== WORK TO COMPLETE ==
Check each line of the material below for "mieltä", then copy the ones that contain it.

== SUPPLIED RECORDS ==
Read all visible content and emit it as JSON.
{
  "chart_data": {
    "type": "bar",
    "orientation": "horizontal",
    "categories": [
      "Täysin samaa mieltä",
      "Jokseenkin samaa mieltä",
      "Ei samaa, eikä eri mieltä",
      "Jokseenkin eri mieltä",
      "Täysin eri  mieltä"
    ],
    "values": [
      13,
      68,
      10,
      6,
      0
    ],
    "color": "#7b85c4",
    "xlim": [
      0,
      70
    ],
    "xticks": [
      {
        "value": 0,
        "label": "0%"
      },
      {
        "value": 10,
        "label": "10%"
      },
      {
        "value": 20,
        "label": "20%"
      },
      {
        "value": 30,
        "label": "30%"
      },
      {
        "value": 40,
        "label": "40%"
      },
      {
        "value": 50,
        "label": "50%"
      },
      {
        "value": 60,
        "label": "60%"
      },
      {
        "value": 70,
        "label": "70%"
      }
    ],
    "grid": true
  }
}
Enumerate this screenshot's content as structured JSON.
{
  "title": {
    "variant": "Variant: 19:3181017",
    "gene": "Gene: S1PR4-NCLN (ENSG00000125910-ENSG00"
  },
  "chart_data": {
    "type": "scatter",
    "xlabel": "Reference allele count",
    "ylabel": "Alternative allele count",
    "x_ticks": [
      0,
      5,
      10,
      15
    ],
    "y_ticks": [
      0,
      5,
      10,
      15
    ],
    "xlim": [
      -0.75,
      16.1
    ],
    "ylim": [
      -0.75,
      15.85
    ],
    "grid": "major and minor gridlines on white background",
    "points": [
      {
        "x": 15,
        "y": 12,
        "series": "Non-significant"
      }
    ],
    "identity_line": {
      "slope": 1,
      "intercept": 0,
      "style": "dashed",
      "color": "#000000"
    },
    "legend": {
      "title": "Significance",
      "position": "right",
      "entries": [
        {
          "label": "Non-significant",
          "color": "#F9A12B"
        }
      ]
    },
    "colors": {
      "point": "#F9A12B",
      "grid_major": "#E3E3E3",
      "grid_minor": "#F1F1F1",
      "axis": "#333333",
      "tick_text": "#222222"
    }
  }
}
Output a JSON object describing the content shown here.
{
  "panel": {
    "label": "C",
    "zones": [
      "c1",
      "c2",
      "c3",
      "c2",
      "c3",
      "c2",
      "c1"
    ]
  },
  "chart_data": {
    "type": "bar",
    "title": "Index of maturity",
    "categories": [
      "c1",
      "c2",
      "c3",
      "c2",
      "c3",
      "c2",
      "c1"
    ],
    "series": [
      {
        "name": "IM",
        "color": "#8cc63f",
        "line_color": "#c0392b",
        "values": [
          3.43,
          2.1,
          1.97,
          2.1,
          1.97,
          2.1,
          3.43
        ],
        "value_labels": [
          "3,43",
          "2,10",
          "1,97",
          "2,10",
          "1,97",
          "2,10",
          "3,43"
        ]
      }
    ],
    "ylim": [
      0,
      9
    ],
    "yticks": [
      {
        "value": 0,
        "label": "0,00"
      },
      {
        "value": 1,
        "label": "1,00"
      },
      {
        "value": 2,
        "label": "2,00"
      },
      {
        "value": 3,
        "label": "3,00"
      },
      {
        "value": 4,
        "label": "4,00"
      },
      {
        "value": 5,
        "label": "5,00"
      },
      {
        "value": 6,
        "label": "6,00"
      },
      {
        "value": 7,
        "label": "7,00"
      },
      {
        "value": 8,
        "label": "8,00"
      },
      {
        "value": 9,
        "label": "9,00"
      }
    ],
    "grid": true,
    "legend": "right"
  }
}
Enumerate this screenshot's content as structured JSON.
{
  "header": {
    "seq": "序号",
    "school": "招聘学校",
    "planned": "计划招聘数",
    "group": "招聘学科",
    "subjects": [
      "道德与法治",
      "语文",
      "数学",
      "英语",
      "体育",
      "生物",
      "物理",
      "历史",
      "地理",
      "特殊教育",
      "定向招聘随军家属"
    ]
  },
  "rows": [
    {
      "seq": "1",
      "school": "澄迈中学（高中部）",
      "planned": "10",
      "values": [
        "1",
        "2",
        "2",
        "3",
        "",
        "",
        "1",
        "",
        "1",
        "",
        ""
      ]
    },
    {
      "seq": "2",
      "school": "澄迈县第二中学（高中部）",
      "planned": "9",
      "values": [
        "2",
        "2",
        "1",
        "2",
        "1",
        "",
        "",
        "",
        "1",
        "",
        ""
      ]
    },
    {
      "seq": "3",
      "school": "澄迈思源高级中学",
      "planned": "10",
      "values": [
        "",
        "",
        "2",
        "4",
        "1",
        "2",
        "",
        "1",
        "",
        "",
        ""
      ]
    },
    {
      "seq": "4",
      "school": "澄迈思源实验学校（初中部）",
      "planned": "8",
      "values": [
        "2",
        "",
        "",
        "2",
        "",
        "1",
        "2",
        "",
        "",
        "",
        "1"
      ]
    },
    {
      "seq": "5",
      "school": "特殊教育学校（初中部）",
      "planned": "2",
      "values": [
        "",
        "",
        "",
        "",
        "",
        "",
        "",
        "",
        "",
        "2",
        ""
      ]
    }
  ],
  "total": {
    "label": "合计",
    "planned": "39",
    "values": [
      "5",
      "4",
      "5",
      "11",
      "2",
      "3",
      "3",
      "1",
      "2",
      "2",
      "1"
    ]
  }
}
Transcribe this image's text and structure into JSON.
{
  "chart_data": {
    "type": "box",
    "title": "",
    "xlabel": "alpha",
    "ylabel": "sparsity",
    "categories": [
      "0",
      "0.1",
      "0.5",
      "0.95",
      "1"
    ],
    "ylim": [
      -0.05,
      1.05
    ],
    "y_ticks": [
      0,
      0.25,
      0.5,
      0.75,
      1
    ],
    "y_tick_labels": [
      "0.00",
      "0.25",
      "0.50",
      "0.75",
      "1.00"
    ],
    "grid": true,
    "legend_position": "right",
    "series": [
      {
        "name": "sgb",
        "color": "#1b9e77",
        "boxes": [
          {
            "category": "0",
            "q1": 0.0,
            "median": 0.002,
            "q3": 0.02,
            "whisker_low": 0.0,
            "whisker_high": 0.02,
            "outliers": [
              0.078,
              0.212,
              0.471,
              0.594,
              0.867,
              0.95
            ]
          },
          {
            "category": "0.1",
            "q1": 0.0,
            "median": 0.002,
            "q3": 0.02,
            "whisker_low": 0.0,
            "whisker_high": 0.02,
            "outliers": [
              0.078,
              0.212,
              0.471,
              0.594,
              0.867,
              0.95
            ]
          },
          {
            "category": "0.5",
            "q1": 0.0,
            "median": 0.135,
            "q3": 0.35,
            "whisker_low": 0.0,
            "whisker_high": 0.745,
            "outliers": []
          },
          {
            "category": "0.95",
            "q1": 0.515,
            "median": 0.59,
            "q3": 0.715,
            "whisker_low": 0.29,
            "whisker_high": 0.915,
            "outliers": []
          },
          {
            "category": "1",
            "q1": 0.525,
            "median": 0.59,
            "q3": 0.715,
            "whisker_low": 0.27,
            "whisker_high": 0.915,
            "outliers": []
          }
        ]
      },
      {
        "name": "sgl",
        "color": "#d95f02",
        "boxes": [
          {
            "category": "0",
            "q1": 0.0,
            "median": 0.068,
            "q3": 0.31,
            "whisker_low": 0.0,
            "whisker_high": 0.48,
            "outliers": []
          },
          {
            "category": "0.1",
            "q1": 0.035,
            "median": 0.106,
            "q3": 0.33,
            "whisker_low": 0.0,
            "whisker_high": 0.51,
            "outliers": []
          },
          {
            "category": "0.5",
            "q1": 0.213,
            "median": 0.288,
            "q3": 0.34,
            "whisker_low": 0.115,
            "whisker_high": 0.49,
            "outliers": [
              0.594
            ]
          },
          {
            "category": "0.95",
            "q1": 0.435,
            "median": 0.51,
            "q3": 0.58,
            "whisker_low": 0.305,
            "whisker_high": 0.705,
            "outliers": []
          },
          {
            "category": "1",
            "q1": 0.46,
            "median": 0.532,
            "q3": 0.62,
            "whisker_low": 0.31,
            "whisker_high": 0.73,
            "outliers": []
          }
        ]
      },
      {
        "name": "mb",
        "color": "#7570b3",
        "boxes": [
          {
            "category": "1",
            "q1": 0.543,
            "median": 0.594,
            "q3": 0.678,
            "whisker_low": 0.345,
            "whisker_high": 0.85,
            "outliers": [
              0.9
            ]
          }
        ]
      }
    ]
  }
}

== TASK SOLUTION ==
      "Täysin samaa mieltä",
      "Jokseenkin samaa mieltä",
      "Ei samaa, eikä eri mieltä",
      "Jokseenkin eri mieltä",
      "Täysin eri  mieltä"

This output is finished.